> _DIRECTIONS_:
- a) Condense the paragraph of the VR testing tools text that begins "The Fraps FPS (frames per second) counter" into a short bulleted list that keeps its main facts.
- b) Return the records line for line. Start at their first line and stop after the line that contains "- colorbar-swatch[interactable]: [488, 836, 503, 849]".

— Start GIVEN PASSAGE —

Figure 1. Asynchronous Spacewarp configuration.
To disable the reprojection function in SteamVR, use Settings/Performance.
Figure 2. SteamVR* configuration.
Software tools play a vital role in testing and analyzing VR games. The main tools for these tasks include Fraps*, GamePlus*, Unreal Engine* console command, Windows* Assessment and Deployment Kit (ADK), SteamVR frame timing, and Intel® Graphics Performance Analyzers (Intel® GPA).
The Fraps FPS (frames per second) counter is a traditional test and frame-time tool, which developers can use to test the maximum frame rate, minimum frame rate, and the average frame rate over a period of time. The results can be easily imported into an Excel* file to generate graphics (see the top of Figure 3). As shown in the graph, we can see whether the frame rate change is smooth throughout the entire process. In addition, Fraps is handy for taking screenshots, which can be saved for reporting purposes.
Figure 3. (Top) Fraps FPS (frames per second) shows the frame rate change over time. (Bottom) The maximum frame rate, minimum frame rate, and average frame rate of the game’s frame rate change generated in Fraps over time.
The bottom of Figure 3 shows the maximum frame rate, minimum frame rate, and average frame rate of the game's frame rate change generated in Fraps over time.
As the data shows, the frame rate of the scene in this VR game is low most of the time—only about 45 FPS—and does not meet HTC’s requirements. With this kind of performance, the player will experience dizziness or have motion sickness (In order to prevent discomfort or so-called motion sickness when playing the VR game, helmet manufacturers are required to reach a stable frame rate of 90 FPS.) At this point, we can use the GPUVIEW in the Windows ADK to determine whether the problem is due to the GPU or CPU.
Although Fraps is free-sharing software, it has not been updated for a long time. GamePP* is a similar benchmark utility from China (http://gamepp.com/) that you can use. When running this utility, a tool window automatically displays at the top of the game window. This window displays FPS, CPU temperature, graphics occupancy rate, CPU, graphics card, and memory usage, and so on, in real time (see Figure 4). Another disadvantage of Fraps is that it cannot be used to test DirectX* 12 games, but you can use PresentMon, another tool, to collect FPS data.

— End GIVEN PASSAGE —
— Start RECORDS PROVIDED —

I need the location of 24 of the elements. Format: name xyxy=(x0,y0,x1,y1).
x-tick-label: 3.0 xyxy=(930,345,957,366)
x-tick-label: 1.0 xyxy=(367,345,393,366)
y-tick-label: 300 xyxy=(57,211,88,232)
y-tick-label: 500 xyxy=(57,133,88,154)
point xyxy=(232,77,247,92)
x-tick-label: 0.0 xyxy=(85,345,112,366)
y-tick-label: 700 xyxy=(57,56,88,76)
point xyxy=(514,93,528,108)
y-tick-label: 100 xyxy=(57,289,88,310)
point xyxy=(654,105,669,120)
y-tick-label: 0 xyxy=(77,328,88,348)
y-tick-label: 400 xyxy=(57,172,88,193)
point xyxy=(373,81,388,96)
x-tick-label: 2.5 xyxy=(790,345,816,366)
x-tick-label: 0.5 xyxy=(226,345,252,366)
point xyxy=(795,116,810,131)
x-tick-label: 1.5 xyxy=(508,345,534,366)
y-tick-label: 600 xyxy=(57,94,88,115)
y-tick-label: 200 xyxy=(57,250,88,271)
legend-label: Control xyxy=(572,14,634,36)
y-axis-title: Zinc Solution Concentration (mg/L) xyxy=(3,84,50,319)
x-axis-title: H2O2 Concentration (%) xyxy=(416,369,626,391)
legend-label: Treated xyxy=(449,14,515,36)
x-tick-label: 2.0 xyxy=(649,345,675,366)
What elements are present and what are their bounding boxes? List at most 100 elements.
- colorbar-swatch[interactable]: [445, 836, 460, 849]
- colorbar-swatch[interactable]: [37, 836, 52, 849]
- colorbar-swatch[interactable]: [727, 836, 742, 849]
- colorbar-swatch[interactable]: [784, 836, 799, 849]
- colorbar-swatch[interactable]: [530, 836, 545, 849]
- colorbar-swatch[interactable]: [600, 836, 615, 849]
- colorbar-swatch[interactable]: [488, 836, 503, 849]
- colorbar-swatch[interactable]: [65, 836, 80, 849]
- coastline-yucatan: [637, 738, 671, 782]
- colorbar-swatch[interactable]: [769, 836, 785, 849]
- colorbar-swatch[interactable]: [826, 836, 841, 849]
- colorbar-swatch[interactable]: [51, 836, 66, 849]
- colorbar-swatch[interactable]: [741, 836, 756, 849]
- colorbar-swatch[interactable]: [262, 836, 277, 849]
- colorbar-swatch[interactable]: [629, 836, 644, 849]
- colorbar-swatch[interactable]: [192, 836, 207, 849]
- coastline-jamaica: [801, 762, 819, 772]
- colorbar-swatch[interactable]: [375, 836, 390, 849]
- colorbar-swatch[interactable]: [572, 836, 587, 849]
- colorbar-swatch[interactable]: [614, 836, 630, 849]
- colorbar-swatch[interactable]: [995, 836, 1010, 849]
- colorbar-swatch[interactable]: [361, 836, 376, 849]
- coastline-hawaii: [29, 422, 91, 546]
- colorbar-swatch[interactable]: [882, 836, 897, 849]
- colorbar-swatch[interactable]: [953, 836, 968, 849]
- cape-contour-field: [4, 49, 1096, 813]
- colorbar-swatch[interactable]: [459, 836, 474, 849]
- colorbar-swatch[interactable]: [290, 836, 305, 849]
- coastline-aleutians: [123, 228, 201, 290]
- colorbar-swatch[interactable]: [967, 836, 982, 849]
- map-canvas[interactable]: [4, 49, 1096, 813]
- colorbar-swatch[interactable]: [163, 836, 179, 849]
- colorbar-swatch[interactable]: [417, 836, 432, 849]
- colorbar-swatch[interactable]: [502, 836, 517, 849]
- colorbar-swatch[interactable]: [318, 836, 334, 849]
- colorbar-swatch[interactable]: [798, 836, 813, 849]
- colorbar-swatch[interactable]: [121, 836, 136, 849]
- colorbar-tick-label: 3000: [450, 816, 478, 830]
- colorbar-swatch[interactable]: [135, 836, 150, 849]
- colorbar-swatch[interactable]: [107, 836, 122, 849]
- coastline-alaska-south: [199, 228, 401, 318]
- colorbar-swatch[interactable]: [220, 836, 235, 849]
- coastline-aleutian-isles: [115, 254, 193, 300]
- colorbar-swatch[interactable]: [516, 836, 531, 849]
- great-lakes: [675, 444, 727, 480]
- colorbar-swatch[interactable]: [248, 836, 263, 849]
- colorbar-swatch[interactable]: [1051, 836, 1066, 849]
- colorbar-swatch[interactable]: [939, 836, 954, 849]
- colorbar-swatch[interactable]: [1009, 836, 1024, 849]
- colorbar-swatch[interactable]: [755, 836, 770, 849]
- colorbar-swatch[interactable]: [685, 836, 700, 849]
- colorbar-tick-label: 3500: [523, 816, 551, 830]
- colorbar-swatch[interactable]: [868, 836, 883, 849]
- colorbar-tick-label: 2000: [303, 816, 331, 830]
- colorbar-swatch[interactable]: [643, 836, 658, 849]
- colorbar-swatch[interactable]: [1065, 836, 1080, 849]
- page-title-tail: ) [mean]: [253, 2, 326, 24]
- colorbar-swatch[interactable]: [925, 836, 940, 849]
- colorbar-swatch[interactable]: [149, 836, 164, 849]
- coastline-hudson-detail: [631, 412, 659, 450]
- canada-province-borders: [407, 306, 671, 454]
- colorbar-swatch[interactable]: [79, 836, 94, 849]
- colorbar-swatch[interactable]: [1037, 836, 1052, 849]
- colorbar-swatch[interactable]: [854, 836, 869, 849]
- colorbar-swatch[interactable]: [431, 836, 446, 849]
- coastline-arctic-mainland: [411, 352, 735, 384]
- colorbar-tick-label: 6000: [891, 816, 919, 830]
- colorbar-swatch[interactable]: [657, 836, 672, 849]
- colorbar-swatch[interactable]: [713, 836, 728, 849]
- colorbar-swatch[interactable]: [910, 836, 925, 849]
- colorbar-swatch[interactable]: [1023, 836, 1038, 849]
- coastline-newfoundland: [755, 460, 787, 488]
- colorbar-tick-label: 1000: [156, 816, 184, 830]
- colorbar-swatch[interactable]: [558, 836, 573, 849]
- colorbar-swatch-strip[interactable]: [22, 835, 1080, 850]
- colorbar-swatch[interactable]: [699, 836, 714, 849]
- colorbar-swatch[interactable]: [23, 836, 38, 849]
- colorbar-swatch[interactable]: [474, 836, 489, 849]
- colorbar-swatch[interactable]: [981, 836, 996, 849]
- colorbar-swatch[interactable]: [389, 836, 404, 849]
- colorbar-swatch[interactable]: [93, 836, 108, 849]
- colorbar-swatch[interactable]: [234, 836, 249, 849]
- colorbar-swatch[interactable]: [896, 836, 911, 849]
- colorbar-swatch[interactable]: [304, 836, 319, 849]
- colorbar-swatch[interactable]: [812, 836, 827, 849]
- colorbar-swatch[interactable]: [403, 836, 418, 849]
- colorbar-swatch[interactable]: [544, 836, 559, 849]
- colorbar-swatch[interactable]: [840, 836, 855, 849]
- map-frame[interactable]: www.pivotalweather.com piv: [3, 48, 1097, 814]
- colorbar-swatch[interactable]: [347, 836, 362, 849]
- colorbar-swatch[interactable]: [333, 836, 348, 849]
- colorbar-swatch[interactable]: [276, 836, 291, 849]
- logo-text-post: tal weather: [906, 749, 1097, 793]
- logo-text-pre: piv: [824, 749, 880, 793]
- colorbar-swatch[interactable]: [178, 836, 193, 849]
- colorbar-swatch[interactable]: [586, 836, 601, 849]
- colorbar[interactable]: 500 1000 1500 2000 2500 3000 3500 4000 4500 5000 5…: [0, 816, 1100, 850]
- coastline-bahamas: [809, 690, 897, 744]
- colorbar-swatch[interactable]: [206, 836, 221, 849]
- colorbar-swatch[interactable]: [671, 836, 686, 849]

— End RECORDS PROVIDED —

> _ANSWERS TO THE TASKS_:
- a)
- Fraps FPS counter: a traditional test and frame-time tool
- Lets developers test the maximum, minimum, and average frame rate over a period of time
- Results import easily into Excel to generate graphics that show whether the frame rate change is smooth throughout
- Also takes screenshots that can be saved for reporting

- b)
I need the location of 24 of the elements. Format: name xyxy=(x0,y0,x1,y1).
x-tick-label: 3.0 xyxy=(930,345,957,366)
x-tick-label: 1.0 xyxy=(367,345,393,366)
y-tick-label: 300 xyxy=(57,211,88,232)
y-tick-label: 500 xyxy=(57,133,88,154)
point xyxy=(232,77,247,92)
x-tick-label: 0.0 xyxy=(85,345,112,366)
y-tick-label: 700 xyxy=(57,56,88,76)
point xyxy=(514,93,528,108)
y-tick-label: 100 xyxy=(57,289,88,310)
point xyxy=(654,105,669,120)
y-tick-label: 0 xyxy=(77,328,88,348)
y-tick-label: 400 xyxy=(57,172,88,193)
point xyxy=(373,81,388,96)
x-tick-label: 2.5 xyxy=(790,345,816,366)
x-tick-label: 0.5 xyxy=(226,345,252,366)
point xyxy=(795,116,810,131)
x-tick-label: 1.5 xyxy=(508,345,534,366)
y-tick-label: 600 xyxy=(57,94,88,115)
y-tick-label: 200 xyxy=(57,250,88,271)
legend-label: Control xyxy=(572,14,634,36)
y-axis-title: Zinc Solution Concentration (mg/L) xyxy=(3,84,50,319)
x-axis-title: H2O2 Concentration (%) xyxy=(416,369,626,391)
legend-label: Treated xyxy=(449,14,515,36)
x-tick-label: 2.0 xyxy=(649,345,675,366)
What elements are present and what are their bounding boxes? List at most 100 elements.
- colorbar-swatch[interactable]: [445, 836, 460, 849]
- colorbar-swatch[interactable]: [37, 836, 52, 849]
- colorbar-swatch[interactable]: [727, 836, 742, 849]
- colorbar-swatch[interactable]: [784, 836, 799, 849]
- colorbar-swatch[interactable]: [530, 836, 545, 849]
- colorbar-swatch[interactable]: [600, 836, 615, 849]
- colorbar-swatch[interactable]: [488, 836, 503, 849]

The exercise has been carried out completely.